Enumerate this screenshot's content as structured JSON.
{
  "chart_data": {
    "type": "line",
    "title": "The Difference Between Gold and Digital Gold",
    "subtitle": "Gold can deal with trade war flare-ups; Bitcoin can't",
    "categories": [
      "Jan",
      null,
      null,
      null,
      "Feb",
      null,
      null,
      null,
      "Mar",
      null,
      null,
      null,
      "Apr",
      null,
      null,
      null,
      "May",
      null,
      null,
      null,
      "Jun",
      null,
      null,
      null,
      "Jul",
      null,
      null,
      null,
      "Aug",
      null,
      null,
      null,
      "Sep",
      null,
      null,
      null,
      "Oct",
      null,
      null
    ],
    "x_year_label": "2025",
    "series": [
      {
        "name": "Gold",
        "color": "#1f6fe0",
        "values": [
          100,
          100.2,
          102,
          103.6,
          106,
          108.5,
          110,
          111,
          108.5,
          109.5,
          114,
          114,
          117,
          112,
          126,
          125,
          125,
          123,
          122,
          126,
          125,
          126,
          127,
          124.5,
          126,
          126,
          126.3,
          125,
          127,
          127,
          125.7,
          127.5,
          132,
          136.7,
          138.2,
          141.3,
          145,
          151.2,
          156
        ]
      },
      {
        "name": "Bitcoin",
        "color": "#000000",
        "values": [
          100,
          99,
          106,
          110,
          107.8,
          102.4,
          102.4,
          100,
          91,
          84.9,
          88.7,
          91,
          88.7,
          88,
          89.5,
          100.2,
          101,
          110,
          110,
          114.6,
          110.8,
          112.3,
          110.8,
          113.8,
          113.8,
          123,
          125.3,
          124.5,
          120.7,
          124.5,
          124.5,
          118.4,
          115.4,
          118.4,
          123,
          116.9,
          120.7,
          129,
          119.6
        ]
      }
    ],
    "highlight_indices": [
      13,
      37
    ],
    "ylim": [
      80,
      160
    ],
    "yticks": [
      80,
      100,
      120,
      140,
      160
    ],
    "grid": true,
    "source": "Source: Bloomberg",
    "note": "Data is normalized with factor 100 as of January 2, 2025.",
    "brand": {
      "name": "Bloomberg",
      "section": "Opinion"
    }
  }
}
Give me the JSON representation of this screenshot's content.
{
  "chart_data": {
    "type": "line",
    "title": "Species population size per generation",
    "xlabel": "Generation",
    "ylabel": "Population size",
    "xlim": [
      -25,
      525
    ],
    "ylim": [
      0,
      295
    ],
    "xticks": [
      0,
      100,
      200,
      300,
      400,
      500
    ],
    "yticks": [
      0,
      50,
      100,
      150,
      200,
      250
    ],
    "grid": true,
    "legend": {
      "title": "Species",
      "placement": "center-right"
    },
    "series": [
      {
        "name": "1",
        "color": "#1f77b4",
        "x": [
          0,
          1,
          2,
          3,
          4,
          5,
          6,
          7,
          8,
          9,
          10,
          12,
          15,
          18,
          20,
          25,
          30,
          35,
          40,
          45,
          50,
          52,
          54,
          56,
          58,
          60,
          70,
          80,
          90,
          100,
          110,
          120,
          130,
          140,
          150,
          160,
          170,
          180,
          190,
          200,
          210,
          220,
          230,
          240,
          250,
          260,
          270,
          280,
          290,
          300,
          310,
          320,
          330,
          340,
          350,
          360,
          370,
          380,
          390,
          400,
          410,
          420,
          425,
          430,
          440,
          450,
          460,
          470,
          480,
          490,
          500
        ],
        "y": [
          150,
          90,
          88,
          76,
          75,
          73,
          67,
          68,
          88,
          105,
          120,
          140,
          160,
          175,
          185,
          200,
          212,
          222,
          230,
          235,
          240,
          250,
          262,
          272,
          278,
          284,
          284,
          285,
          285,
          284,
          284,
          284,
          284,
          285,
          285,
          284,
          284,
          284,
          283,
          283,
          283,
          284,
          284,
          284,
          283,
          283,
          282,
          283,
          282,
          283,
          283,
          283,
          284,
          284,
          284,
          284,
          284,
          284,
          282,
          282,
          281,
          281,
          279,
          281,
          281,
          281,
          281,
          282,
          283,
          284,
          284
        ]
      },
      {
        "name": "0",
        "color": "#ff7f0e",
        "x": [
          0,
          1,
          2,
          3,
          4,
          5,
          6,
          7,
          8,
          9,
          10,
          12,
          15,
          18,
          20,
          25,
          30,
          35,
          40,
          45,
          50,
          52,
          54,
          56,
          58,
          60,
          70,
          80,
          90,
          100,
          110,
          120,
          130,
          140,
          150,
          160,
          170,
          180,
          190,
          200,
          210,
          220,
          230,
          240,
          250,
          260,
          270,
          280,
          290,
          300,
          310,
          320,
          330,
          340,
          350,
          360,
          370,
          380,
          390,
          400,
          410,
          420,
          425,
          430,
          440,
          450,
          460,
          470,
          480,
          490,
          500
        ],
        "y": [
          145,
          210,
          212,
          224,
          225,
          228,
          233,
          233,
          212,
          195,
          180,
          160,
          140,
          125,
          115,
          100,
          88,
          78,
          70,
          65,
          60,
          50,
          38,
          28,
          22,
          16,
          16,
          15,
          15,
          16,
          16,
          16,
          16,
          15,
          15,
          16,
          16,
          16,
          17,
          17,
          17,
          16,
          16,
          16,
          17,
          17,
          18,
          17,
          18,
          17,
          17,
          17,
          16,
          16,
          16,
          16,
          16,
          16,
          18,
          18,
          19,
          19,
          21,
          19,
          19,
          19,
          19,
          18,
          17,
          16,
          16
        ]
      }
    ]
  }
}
__________________________________________________
Given request:
Copy the records above exactly.

Result for this exercise:
Enumerate this screenshot's content as structured JSON.
{
  "chart_data": {
    "type": "line",
    "title": "The Difference Between Gold and Digital Gold",
    "subtitle": "Gold can deal with trade war flare-ups; Bitcoin can't",
    "categories": [
      "Jan",
      null,
      null,
      null,
      "Feb",
      null,
      null,
      null,
      "Mar",
      null,
      null,
      null,
      "Apr",
      null,
      null,
      null,
      "May",
      null,
      null,
      null,
      "Jun",
      null,
      null,
      null,
      "Jul",
      null,
      null,
      null,
      "Aug",
      null,
      null,
      null,
      "Sep",
      null,
      null,
      null,
      "Oct",
      null,
      null
    ],
    "x_year_label": "2025",
    "series": [
      {
        "name": "Gold",
        "color": "#1f6fe0",
        "values": [
          100,
          100.2,
          102,
          103.6,
          106,
          108.5,
          110,
          111,
          108.5,
          109.5,
          114,
          114,
          117,
          112,
          126,
          125,
          125,
          123,
          122,
          126,
          125,
          126,
          127,
          124.5,
          126,
          126,
          126.3,
          125,
          127,
          127,
          125.7,
          127.5,
          132,
          136.7,
          138.2,
          141.3,
          145,
          151.2,
          156
        ]
      },
      {
        "name": "Bitcoin",
        "color": "#000000",
        "values": [
          100,
          99,
          106,
          110,
          107.8,
          102.4,
          102.4,
          100,
          91,
          84.9,
          88.7,
          91,
          88.7,
          88,
          89.5,
          100.2,
          101,
          110,
          110,
          114.6,
          110.8,
          112.3,
          110.8,
          113.8,
          113.8,
          123,
          125.3,
          124.5,
          120.7,
          124.5,
          124.5,
          118.4,
          115.4,
          118.4,
          123,
          116.9,
          120.7,
          129,
          119.6
        ]
      }
    ],
    "highlight_indices": [
      13,
      37
    ],
    "ylim": [
      80,
      160
    ],
    "yticks": [
      80,
      100,
      120,
      140,
      160
    ],
    "grid": true,
    "source": "Source: Bloomberg",
    "note": "Data is normalized with factor 100 as of January 2, 2025.",
    "brand": {
      "name": "Bloomberg",
      "section": "Opinion"
    }
  }
}
Give me the JSON representation of this screenshot's content.
{
  "chart_data": {
    "type": "line",
    "title": "Species population size per generation",
    "xlabel": "Generation",
    "ylabel": "Population size",
    "xlim": [
      -25,
      525
    ],
    "ylim": [
      0,
      295
    ],
    "xticks": [
      0,
      100,
      200,
      300,
      400,
      500
    ],
    "yticks": [
      0,
      50,
      100,
      150,
      200,
      250
    ],
    "grid": true,
    "legend": {
      "title": "Species",
      "placement": "center-right"
    },
    "series": [
      {
        "name": "1",
        "color": "#1f77b4",
        "x": [
          0,
          1,
          2,
          3,
          4,
          5,
          6,
          7,
          8,
          9,
          10,
          12,
          15,
          18,
          20,
          25,
          30,
          35,
          40,
          45,
          50,
          52,
          54,
          56,
          58,
          60,
          70,
          80,
          90,
          100,
          110,
          120,
          130,
          140,
          150,
          160,
          170,
          180,
          190,
          200,
          210,
          220,
          230,
          240,
          250,
          260,
          270,
          280,
          290,
          300,
          310,
          320,
          330,
          340,
          350,
          360,
          370,
          380,
          390,
          400,
          410,
          420,
          425,
          430,
          440,
          450,
          460,
          470,
          480,
          490,
          500
        ],
        "y": [
          150,
          90,
          88,
          76,
          75,
          73,
          67,
          68,
          88,
          105,
          120,
          140,
          160,
          175,
          185,
          200,
          212,
          222,
          230,
          235,
          240,
          250,
          262,
          272,
          278,
          284,
          284,
          285,
          285,
          284,
          284,
          284,
          284,
          285,
          285,
          284,
          284,
          284,
          283,
          283,
          283,
          284,
          284,
          284,
          283,
          283,
          282,
          283,
          282,
          283,
          283,
          283,
          284,
          284,
          284,
          284,
          284,
          284,
          282,
          282,
          281,
          281,
          279,
          281,
          281,
          281,
          281,
          282,
          283,
          284,
          284
        ]
      },
      {
        "name": "0",
        "color": "#ff7f0e",
        "x": [
          0,
          1,
          2,
          3,
          4,
          5,
          6,
          7,
          8,
          9,
          10,
          12,
          15,
          18,
          20,
          25,
          30,
          35,
          40,
          45,
          50,
          52,
          54,
          56,
          58,
          60,
          70,
          80,
          90,
          100,
          110,
          120,
          130,
          140,
          150,
          160,
          170,
          180,
          190,
          200,
          210,
          220,
          230,
          240,
          250,
          260,
          270,
          280,
          290,
          300,
          310,
          320,
          330,
          340,
          350,
          360,
          370,
          380,
          390,
          400,
          410,
          420,
          425,
          430,
          440,
          450,
          460,
          470,
          480,
          490,
          500
        ],
        "y": [
          145,
          210,
          212,
          224,
          225,
          228,
          233,
          233,
          212,
          195,
          180,
          160,
          140,
          125,
          115,
          100,
          88,
          78,
          70,
          65,
          60,
          50,
          38,
          28,
          22,
          16,
          16,
          15,
          15,
          16,
          16,
          16,
          16,
          15,
          15,
          16,
          16,
          16,
          17,
          17,
          17,
          16,
          16,
          16,
          17,
          17,
          18,
          17,
          18,
          17,
          17,
          17,
          16,
          16,
          16,
          16,
          16,
          16,
          18,
          18,
          19,
          19,
          21,
          19,
          19,
          19,
          19,
          18,
          17,
          16,
          16
        ]
      }
    ]
  }
}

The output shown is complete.